Can you reproduce all of the rows below word for word, keeping every line unchanged and in its original order?

^^^^

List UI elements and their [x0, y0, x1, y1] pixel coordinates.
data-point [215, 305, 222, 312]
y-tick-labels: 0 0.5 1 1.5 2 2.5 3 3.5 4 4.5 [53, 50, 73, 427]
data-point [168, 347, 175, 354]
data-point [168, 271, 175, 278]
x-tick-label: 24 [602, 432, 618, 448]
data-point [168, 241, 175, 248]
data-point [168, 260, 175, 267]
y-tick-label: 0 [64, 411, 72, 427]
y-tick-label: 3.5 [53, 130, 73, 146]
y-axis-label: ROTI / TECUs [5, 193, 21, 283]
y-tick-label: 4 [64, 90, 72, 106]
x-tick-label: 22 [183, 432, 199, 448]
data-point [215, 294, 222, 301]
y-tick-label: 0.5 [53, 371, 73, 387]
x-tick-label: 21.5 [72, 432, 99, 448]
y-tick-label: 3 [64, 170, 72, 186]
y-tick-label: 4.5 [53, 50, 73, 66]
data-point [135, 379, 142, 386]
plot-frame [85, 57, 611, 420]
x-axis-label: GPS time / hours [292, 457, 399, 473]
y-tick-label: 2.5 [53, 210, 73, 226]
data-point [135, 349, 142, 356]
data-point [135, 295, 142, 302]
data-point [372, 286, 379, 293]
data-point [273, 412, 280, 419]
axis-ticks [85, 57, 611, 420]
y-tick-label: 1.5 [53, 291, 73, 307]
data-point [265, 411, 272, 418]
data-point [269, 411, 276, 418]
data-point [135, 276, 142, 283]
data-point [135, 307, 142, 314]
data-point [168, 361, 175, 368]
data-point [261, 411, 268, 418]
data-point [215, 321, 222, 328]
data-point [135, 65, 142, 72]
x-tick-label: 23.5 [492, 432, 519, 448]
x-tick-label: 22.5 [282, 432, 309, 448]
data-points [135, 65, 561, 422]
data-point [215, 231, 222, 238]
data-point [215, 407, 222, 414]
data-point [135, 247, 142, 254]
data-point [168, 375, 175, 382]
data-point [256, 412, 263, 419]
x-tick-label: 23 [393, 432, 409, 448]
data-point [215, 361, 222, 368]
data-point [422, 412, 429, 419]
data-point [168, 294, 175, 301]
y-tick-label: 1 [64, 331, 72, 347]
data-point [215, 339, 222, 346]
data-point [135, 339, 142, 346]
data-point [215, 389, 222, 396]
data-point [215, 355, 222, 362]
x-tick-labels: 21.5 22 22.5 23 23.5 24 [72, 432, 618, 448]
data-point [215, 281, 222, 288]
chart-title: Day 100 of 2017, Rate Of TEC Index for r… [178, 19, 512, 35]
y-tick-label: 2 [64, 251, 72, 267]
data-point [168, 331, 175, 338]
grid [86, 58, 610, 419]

^^^^

**IN RESPONSE**.
List UI elements and their [x0, y0, x1, y1] pixel coordinates.
data-point [215, 305, 222, 312]
y-tick-labels: 0 0.5 1 1.5 2 2.5 3 3.5 4 4.5 [53, 50, 73, 427]
data-point [168, 347, 175, 354]
data-point [168, 271, 175, 278]
x-tick-label: 24 [602, 432, 618, 448]
data-point [168, 241, 175, 248]
data-point [168, 260, 175, 267]
y-tick-label: 0 [64, 411, 72, 427]
y-tick-label: 3.5 [53, 130, 73, 146]
y-axis-label: ROTI / TECUs [5, 193, 21, 283]
y-tick-label: 4 [64, 90, 72, 106]
x-tick-label: 22 [183, 432, 199, 448]
data-point [215, 294, 222, 301]
y-tick-label: 0.5 [53, 371, 73, 387]
x-tick-label: 21.5 [72, 432, 99, 448]
y-tick-label: 3 [64, 170, 72, 186]
y-tick-label: 4.5 [53, 50, 73, 66]
data-point [135, 379, 142, 386]
plot-frame [85, 57, 611, 420]
x-axis-label: GPS time / hours [292, 457, 399, 473]
y-tick-label: 2.5 [53, 210, 73, 226]
data-point [135, 349, 142, 356]
data-point [135, 295, 142, 302]
data-point [372, 286, 379, 293]
data-point [273, 412, 280, 419]
axis-ticks [85, 57, 611, 420]
y-tick-label: 1.5 [53, 291, 73, 307]
data-point [265, 411, 272, 418]
data-point [269, 411, 276, 418]
data-point [135, 276, 142, 283]
data-point [135, 307, 142, 314]
data-point [168, 361, 175, 368]
data-point [261, 411, 268, 418]
data-point [215, 321, 222, 328]
data-point [135, 65, 142, 72]
x-tick-label: 23.5 [492, 432, 519, 448]
x-tick-label: 22.5 [282, 432, 309, 448]
data-points [135, 65, 561, 422]
data-point [215, 231, 222, 238]
data-point [215, 407, 222, 414]
data-point [135, 247, 142, 254]
data-point [168, 375, 175, 382]
data-point [256, 412, 263, 419]
x-tick-label: 23 [393, 432, 409, 448]
data-point [215, 361, 222, 368]
data-point [422, 412, 429, 419]
data-point [168, 294, 175, 301]
y-tick-label: 1 [64, 331, 72, 347]
data-point [215, 339, 222, 346]
data-point [135, 339, 142, 346]
data-point [215, 389, 222, 396]
data-point [215, 355, 222, 362]
x-tick-labels: 21.5 22 22.5 23 23.5 24 [72, 432, 618, 448]
data-point [215, 281, 222, 288]
chart-title: Day 100 of 2017, Rate Of TEC Index for r… [178, 19, 512, 35]
y-tick-label: 2 [64, 251, 72, 267]
data-point [168, 331, 175, 338]
grid [86, 58, 610, 419]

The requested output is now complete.